[start of DATA PROVIDED]

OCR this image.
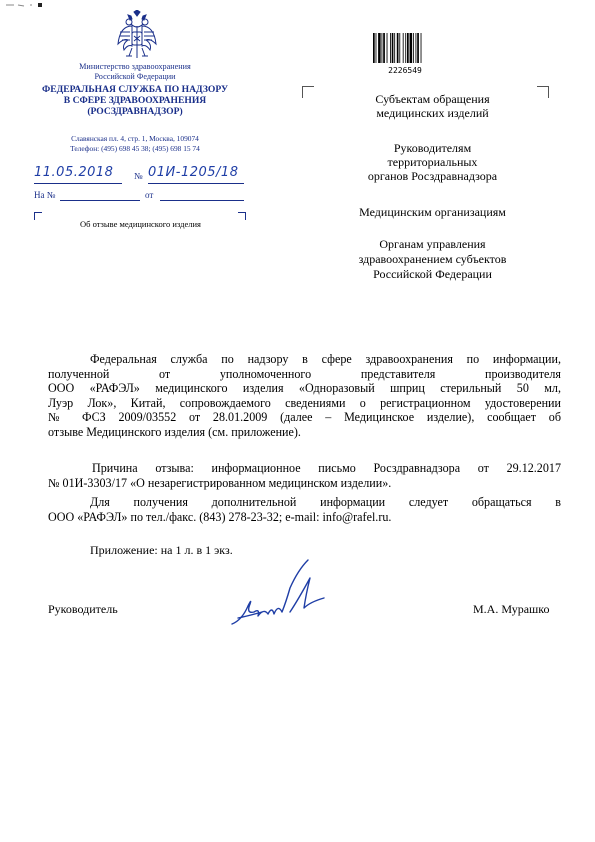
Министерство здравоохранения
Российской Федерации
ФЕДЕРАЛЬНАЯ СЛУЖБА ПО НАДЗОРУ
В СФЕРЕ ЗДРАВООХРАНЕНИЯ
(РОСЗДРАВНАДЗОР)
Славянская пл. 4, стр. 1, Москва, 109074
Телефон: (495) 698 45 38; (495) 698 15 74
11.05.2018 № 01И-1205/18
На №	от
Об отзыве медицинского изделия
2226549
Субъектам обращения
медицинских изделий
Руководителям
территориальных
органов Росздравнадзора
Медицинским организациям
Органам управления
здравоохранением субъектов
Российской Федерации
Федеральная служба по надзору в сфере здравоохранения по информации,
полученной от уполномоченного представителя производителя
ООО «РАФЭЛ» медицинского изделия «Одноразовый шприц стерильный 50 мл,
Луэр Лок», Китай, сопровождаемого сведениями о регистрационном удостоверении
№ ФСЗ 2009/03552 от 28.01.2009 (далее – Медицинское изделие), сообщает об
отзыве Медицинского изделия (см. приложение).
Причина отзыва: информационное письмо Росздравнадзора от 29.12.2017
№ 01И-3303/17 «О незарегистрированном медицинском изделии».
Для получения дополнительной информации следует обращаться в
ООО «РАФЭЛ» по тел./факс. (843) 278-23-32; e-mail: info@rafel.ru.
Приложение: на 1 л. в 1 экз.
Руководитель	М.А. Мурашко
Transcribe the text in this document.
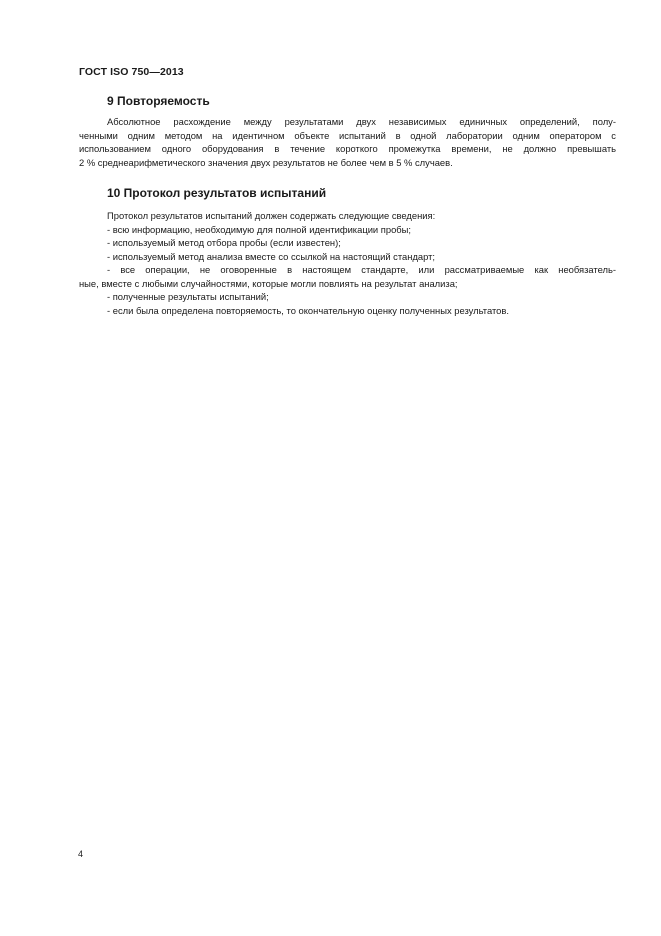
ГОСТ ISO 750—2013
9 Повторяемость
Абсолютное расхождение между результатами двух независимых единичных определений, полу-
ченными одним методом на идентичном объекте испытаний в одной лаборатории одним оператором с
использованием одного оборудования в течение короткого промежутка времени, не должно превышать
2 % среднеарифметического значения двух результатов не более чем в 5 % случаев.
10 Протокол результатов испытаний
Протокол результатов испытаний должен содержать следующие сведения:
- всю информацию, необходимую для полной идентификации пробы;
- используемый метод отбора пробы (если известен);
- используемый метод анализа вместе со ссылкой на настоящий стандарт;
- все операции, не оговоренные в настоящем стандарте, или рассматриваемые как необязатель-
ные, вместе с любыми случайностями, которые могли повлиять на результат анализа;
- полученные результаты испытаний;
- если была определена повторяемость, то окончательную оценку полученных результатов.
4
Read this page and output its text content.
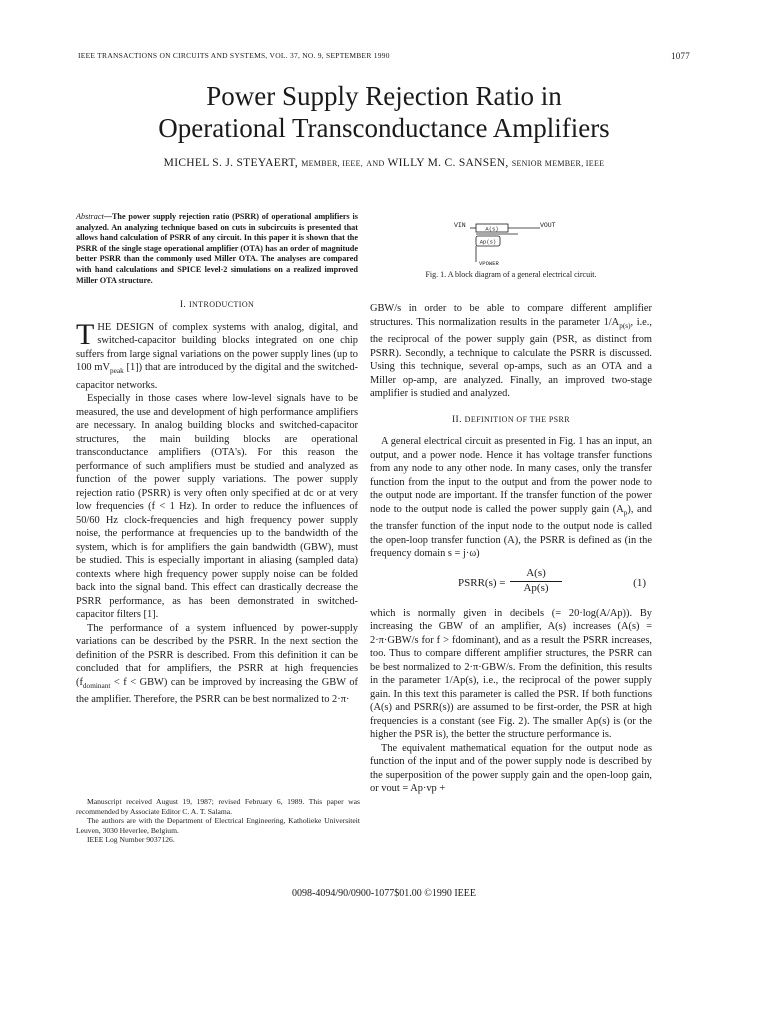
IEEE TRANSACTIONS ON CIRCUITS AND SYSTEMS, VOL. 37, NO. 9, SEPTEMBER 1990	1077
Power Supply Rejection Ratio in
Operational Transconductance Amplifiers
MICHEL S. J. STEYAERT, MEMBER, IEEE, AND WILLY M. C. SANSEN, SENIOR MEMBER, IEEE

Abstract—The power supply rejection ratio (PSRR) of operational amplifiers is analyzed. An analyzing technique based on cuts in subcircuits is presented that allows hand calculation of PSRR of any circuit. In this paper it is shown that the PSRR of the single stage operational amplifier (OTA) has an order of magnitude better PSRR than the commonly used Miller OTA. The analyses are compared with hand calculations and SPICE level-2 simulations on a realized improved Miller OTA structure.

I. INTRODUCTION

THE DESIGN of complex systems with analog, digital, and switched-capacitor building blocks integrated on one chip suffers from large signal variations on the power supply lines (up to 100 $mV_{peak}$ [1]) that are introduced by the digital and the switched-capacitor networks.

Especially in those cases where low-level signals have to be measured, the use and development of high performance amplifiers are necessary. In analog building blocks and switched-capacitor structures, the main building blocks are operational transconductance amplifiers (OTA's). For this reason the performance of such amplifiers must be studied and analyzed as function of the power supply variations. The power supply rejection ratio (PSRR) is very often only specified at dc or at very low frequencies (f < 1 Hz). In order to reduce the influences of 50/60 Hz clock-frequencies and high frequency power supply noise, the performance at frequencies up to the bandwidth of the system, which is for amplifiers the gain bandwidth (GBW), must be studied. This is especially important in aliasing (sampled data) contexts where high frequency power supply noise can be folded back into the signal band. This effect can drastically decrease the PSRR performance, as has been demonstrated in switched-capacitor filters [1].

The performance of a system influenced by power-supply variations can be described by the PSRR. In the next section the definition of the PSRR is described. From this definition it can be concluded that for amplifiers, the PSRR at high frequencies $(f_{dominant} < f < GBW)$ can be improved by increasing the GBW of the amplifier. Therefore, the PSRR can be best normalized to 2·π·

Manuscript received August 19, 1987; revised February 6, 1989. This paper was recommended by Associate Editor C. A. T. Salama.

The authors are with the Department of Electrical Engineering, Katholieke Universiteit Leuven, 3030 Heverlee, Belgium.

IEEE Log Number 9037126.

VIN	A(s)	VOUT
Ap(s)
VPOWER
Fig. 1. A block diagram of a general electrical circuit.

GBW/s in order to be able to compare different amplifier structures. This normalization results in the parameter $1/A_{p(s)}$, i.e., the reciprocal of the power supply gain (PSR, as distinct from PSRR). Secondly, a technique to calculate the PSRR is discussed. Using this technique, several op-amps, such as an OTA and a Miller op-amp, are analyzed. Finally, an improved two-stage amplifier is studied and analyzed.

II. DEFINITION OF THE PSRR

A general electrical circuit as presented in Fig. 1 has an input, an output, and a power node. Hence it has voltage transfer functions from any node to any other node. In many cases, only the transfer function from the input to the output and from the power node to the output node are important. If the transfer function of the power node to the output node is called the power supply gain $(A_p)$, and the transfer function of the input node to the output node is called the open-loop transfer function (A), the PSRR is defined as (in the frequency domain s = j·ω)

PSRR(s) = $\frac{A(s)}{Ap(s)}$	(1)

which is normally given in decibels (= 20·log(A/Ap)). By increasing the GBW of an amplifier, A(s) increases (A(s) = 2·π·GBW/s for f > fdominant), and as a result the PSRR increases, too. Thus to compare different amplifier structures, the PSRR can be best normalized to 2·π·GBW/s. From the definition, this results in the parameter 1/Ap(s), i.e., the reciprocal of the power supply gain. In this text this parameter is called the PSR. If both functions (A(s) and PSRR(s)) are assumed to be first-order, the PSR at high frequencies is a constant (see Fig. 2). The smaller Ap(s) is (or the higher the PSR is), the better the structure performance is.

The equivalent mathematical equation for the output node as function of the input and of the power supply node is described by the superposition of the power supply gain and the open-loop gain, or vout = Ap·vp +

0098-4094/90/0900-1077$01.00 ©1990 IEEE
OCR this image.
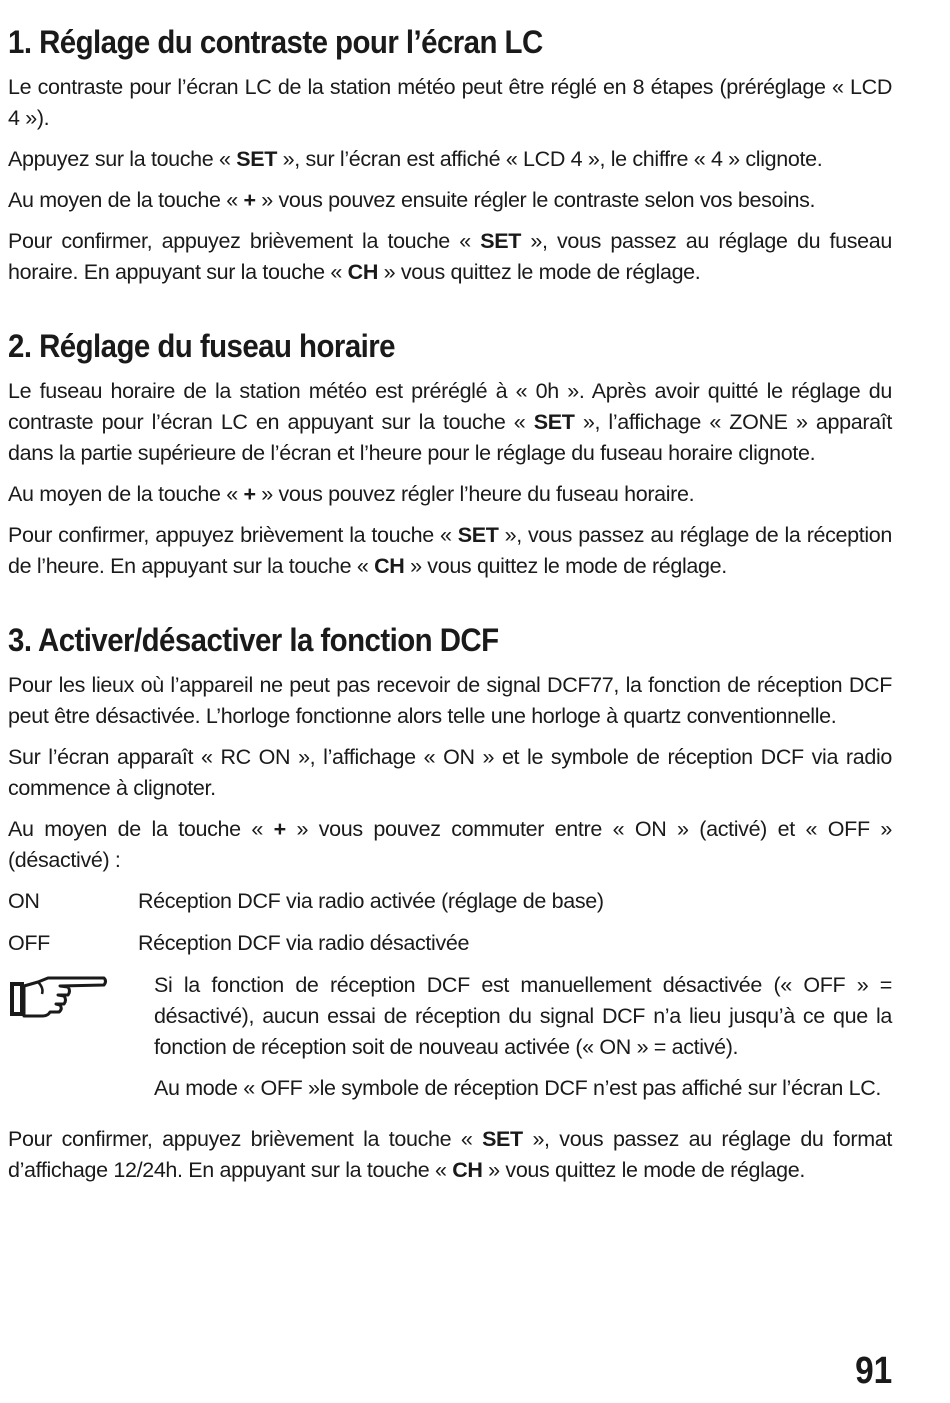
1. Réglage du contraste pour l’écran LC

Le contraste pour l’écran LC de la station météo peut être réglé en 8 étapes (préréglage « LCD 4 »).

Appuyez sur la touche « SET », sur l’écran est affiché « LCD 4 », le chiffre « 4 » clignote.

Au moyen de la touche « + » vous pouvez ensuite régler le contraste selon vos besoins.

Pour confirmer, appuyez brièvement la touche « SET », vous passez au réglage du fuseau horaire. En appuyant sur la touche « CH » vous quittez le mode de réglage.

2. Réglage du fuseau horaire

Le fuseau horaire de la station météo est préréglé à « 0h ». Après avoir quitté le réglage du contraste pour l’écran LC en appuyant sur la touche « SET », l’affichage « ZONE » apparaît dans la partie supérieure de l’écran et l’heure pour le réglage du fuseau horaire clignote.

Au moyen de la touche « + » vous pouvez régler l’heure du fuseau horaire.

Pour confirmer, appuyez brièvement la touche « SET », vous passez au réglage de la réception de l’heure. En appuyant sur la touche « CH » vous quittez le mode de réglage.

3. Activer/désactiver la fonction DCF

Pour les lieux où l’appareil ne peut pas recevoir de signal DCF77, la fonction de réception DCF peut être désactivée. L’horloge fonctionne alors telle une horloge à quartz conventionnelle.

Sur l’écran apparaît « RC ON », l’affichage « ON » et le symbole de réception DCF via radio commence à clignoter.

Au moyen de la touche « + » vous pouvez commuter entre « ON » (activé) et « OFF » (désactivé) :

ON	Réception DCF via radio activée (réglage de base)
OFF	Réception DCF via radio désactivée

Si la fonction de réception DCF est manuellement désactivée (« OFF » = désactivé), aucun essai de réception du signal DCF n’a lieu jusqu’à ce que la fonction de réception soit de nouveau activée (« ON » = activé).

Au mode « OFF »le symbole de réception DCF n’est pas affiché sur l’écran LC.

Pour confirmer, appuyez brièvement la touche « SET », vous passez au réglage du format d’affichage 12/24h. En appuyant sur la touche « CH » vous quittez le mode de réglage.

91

[end of DATA PROVIDED]

### WHAT YOU ARE ASKED TO DO:
List every line above that holds the word "appuyant".

### TASK RESPONSE:
Pour confirmer, appuyez brièvement la touche « SET », vous passez au réglage du fuseau horaire. En appuyant sur la touche « CH » vous quittez le mode de réglage.
Le fuseau horaire de la station météo est préréglé à « 0h ». Après avoir quitté le réglage du contraste pour l’écran LC en appuyant sur la touche « SET », l’affichage « ZONE » apparaît dans la partie supérieure de l’écran et l’heure pour le réglage du fuseau horaire clignote.
Pour confirmer, appuyez brièvement la touche « SET », vous passez au réglage de la réception de l’heure. En appuyant sur la touche « CH » vous quittez le mode de réglage.
Pour confirmer, appuyez brièvement la touche « SET », vous passez au réglage du format d’affichage 12/24h. En appuyant sur la touche « CH » vous quittez le mode de réglage.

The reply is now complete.